What follows is a set of records; repeat all of them exactly.
======== Extracted entries ========
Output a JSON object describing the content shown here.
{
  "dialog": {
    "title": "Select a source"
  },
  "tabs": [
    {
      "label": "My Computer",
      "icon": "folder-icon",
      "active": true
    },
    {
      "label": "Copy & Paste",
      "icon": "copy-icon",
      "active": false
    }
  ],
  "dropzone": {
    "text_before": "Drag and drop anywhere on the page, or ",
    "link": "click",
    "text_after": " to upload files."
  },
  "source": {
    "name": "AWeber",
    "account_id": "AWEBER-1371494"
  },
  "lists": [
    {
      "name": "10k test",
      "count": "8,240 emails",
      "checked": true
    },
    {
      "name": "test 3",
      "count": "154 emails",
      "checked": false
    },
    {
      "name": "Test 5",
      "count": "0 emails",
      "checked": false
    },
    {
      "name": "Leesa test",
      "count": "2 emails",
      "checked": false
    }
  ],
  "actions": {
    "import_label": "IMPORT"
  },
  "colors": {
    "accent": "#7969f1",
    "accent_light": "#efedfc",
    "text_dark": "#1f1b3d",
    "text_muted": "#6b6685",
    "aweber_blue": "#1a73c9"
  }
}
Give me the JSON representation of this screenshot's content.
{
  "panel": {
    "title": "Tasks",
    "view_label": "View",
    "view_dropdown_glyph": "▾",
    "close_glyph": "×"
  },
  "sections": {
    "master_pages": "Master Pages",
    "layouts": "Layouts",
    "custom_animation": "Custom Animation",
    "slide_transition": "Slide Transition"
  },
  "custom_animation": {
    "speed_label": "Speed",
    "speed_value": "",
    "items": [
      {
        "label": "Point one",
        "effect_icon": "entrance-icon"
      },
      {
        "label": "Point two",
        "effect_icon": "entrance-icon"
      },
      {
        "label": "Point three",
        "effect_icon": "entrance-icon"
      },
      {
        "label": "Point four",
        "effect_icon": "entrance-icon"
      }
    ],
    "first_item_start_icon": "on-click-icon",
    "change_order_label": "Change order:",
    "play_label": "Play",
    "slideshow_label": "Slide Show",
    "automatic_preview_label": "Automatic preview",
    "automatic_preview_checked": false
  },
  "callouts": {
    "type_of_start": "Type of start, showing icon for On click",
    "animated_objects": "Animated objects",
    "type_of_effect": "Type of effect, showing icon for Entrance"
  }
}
========
- _Full solution_:
Output a JSON object describing the content shown here.
{
  "dialog": {
    "title": "Select a source"
  },
  "tabs": [
    {
      "label": "My Computer",
      "icon": "folder-icon",
      "active": true
    },
    {
      "label": "Copy & Paste",
      "icon": "copy-icon",
      "active": false
    }
  ],
  "dropzone": {
    "text_before": "Drag and drop anywhere on the page, or ",
    "link": "click",
    "text_after": " to upload files."
  },
  "source": {
    "name": "AWeber",
    "account_id": "AWEBER-1371494"
  },
  "lists": [
    {
      "name": "10k test",
      "count": "8,240 emails",
      "checked": true
    },
    {
      "name": "test 3",
      "count": "154 emails",
      "checked": false
    },
    {
      "name": "Test 5",
      "count": "0 emails",
      "checked": false
    },
    {
      "name": "Leesa test",
      "count": "2 emails",
      "checked": false
    }
  ],
  "actions": {
    "import_label": "IMPORT"
  },
  "colors": {
    "accent": "#7969f1",
    "accent_light": "#efedfc",
    "text_dark": "#1f1b3d",
    "text_muted": "#6b6685",
    "aweber_blue": "#1a73c9"
  }
}
Give me the JSON representation of this screenshot's content.
{
  "panel": {
    "title": "Tasks",
    "view_label": "View",
    "view_dropdown_glyph": "▾",
    "close_glyph": "×"
  },
  "sections": {
    "master_pages": "Master Pages",
    "layouts": "Layouts",
    "custom_animation": "Custom Animation",
    "slide_transition": "Slide Transition"
  },
  "custom_animation": {
    "speed_label": "Speed",
    "speed_value": "",
    "items": [
      {
        "label": "Point one",
        "effect_icon": "entrance-icon"
      },
      {
        "label": "Point two",
        "effect_icon": "entrance-icon"
      },
      {
        "label": "Point three",
        "effect_icon": "entrance-icon"
      },
      {
        "label": "Point four",
        "effect_icon": "entrance-icon"
      }
    ],
    "first_item_start_icon": "on-click-icon",
    "change_order_label": "Change order:",
    "play_label": "Play",
    "slideshow_label": "Slide Show",
    "automatic_preview_label": "Automatic preview",
    "automatic_preview_checked": false
  },
  "callouts": {
    "type_of_start": "Type of start, showing icon for On click",
    "animated_objects": "Animated objects",
    "type_of_effect": "Type of effect, showing icon for Entrance"
  }
}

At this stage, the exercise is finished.